**WHAT TO DO:** Pull out each line of the records holding the string "especial".

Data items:
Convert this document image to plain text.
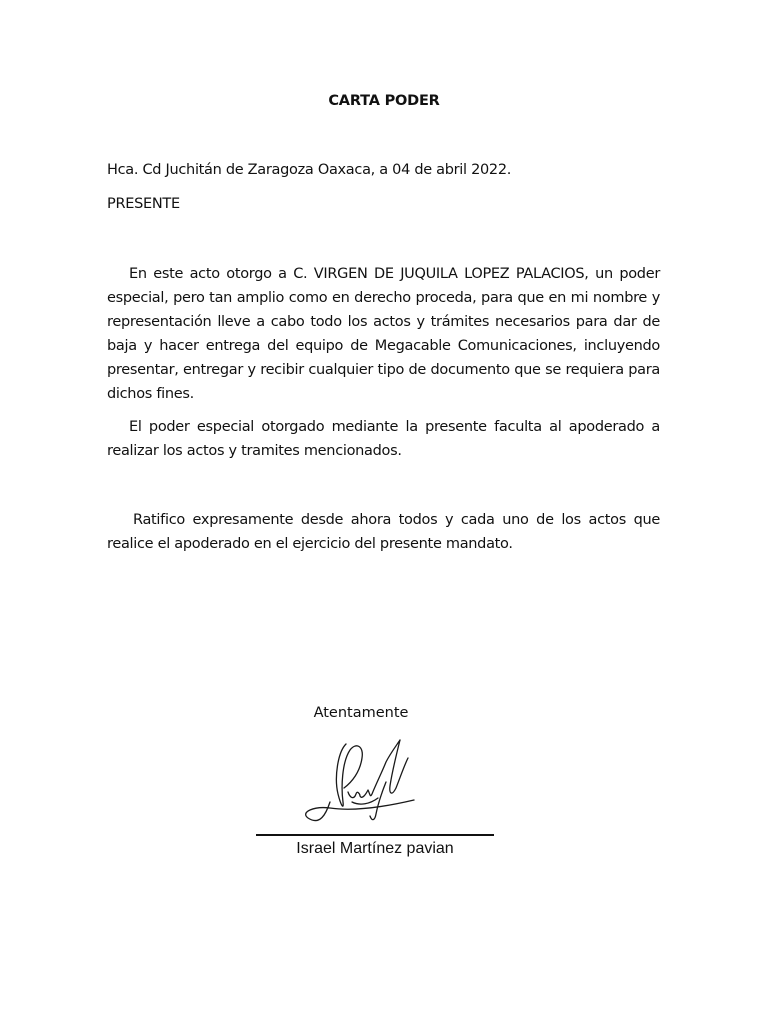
CARTA PODER
Hca. Cd Juchitán de Zaragoza Oaxaca, a 04 de abril 2022.
PRESENTE

En este acto otorgo a C. VIRGEN DE JUQUILA LOPEZ PALACIOS, un poder especial, pero tan amplio como en derecho proceda, para que en mi nombre y representación lleve a cabo todo los actos y trámites necesarios para dar de baja y hacer entrega del equipo de Megacable Comunicaciones, incluyendo presentar, entregar y recibir cualquier tipo de documento que se requiera para dichos fines.

El poder especial otorgado mediante la presente faculta al apoderado a realizar los actos y tramites mencionados.

Ratifico expresamente desde ahora todos y cada uno de los actos que realice el apoderado en el ejercicio del presente mandato.

Atentamente
Israel Martínez pavian
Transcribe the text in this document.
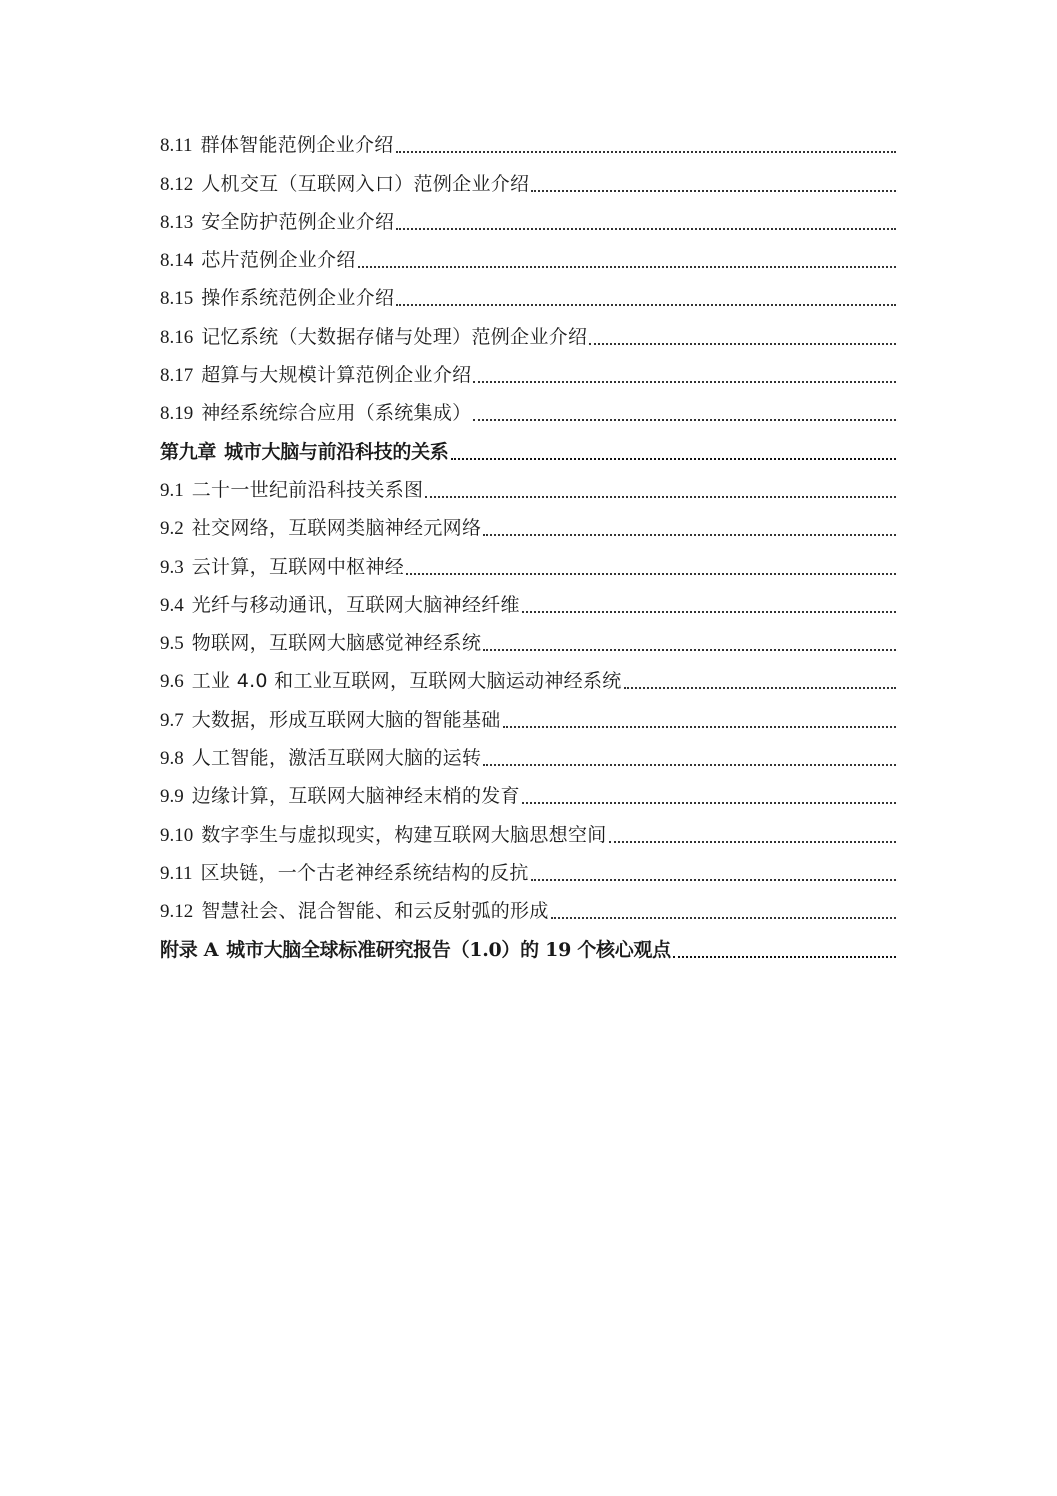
8.11 群体智能范例企业介绍
8.12 人机交互（互联网入口）范例企业介绍
8.13 安全防护范例企业介绍
8.14 芯片范例企业介绍
8.15 操作系统范例企业介绍
8.16 记忆系统（大数据存储与处理）范例企业介绍
8.17 超算与大规模计算范例企业介绍
8.19 神经系统综合应用（系统集成）
第九章 城市大脑与前沿科技的关系
9.1 二十一世纪前沿科技关系图
9.2 社交网络，互联网类脑神经元网络
9.3 云计算，互联网中枢神经
9.4 光纤与移动通讯，互联网大脑神经纤维
9.5 物联网，互联网大脑感觉神经系统
9.6 工业 4.0 和工业互联网，互联网大脑运动神经系统
9.7 大数据，形成互联网大脑的智能基础
9.8 人工智能，激活互联网大脑的运转
9.9 边缘计算，互联网大脑神经末梢的发育
9.10 数字孪生与虚拟现实，构建互联网大脑思想空间
9.11 区块链，一个古老神经系统结构的反抗
9.12 智慧社会、混合智能、和云反射弧的形成
附录 A 城市大脑全球标准研究报告（1.0）的 19 个核心观点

**EXERCISE ANSWER:**
En este acto otorgo a C. VIRGEN DE JUQUILA LOPEZ PALACIOS, un poder especial, pero tan amplio como en derecho proceda, para que en mi nombre y representación lleve a cabo todo los actos y trámites necesarios para dar de baja y hacer entrega del equipo de Megacable Comunicaciones, incluyendo presentar, entregar y recibir cualquier tipo de documento que se requiera para dichos fines.
El poder especial otorgado mediante la presente faculta al apoderado a realizar los actos y tramites mencionados.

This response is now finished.